WHAT YOU ARE ASKED TO DO ▸ In the records that follow, locate every line with "text" and extract it.

⟨

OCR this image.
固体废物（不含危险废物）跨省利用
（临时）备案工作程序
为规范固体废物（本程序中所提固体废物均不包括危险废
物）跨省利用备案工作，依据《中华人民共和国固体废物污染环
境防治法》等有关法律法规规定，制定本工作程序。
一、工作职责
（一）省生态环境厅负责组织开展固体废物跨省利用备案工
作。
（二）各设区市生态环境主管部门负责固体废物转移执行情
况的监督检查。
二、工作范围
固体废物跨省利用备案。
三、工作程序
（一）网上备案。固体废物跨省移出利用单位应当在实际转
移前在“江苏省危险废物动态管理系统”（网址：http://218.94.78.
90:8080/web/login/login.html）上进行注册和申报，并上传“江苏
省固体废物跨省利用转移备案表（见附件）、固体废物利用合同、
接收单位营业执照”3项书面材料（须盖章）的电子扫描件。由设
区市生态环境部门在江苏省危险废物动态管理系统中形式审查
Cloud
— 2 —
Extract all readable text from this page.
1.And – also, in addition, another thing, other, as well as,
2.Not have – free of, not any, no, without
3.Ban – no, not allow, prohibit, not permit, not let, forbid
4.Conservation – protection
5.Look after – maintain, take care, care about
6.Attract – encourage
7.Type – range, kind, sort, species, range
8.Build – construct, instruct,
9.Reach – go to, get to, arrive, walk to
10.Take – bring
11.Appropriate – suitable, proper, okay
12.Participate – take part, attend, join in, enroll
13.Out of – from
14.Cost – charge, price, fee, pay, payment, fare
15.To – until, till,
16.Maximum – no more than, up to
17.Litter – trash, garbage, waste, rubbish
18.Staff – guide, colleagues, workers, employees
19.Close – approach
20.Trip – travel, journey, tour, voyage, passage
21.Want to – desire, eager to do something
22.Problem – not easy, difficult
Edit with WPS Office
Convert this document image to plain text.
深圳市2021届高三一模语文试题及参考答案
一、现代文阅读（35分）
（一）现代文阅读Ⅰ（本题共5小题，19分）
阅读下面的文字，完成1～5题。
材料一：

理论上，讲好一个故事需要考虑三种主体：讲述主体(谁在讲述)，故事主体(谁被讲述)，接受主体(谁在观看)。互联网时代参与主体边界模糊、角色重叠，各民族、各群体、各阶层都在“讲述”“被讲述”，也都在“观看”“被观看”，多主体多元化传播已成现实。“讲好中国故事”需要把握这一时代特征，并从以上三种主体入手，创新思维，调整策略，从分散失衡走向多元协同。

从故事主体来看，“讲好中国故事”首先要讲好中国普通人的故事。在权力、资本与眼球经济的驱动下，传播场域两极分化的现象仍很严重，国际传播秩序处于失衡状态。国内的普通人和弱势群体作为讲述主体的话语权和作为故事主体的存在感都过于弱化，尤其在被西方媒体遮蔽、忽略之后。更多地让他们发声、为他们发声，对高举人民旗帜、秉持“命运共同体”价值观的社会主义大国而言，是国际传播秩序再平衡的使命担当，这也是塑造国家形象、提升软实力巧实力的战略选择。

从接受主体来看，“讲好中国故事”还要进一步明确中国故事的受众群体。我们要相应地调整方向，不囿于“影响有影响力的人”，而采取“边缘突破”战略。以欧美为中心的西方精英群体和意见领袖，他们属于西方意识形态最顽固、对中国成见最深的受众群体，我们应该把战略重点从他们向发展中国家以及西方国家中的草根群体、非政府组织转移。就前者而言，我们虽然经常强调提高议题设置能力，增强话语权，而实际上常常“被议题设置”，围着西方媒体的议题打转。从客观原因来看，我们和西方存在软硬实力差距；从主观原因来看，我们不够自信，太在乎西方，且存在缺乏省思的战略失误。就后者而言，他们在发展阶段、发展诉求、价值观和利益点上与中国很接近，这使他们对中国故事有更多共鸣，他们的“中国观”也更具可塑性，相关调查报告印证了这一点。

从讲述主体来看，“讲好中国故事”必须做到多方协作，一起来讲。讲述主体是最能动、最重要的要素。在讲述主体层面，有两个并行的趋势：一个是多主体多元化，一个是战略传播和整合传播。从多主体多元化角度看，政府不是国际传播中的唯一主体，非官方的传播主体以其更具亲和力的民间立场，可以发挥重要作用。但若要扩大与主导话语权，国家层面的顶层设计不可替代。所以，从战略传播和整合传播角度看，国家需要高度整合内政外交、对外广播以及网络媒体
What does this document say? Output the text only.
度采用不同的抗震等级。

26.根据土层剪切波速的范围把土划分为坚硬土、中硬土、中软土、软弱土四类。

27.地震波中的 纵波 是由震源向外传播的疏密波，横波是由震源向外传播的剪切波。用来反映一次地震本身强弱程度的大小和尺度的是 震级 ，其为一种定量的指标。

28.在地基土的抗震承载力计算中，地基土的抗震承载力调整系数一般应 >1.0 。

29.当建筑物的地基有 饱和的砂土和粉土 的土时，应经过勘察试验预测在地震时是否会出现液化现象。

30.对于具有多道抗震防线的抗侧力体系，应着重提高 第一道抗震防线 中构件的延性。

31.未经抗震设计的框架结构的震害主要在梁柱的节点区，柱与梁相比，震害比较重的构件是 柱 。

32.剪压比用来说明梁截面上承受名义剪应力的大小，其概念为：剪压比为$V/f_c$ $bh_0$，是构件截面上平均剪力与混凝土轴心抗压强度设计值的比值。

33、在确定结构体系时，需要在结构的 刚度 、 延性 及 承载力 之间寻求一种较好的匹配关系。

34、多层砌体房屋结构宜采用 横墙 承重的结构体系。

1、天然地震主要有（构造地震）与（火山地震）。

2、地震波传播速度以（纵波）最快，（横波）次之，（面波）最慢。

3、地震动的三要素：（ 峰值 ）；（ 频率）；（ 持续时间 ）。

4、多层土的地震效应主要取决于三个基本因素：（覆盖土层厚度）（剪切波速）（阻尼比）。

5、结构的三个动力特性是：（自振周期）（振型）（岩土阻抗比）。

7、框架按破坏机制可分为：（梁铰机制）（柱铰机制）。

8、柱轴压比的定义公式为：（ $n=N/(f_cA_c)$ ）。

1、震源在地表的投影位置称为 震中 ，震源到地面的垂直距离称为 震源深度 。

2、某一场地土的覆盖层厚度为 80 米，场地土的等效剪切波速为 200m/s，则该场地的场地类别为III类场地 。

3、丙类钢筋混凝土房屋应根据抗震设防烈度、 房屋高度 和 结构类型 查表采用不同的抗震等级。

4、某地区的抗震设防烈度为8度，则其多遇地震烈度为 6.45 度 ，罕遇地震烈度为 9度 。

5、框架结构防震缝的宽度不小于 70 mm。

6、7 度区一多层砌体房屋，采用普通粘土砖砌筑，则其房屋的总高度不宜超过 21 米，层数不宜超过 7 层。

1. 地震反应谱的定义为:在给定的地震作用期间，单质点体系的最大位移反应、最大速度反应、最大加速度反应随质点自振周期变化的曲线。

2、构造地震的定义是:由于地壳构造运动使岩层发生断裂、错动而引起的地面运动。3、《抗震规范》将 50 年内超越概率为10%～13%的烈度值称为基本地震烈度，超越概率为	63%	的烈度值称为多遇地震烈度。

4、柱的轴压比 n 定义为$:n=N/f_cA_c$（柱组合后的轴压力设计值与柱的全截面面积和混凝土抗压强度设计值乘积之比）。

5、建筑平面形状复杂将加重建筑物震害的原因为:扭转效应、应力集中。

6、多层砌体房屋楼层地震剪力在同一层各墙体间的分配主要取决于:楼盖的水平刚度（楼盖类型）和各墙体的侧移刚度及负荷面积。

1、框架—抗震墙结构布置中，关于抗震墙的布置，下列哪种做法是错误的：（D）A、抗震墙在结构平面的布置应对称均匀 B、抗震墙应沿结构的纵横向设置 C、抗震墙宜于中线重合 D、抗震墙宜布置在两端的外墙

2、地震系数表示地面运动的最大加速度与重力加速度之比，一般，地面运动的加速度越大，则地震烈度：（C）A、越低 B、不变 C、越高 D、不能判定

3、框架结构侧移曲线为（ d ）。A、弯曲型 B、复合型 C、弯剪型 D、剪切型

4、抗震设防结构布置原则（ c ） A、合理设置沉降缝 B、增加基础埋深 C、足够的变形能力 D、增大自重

⟩

OUTPUT ▸
Extract all readable text from this page.
Convert this document image to plain text.
What does this document say? Output the text only.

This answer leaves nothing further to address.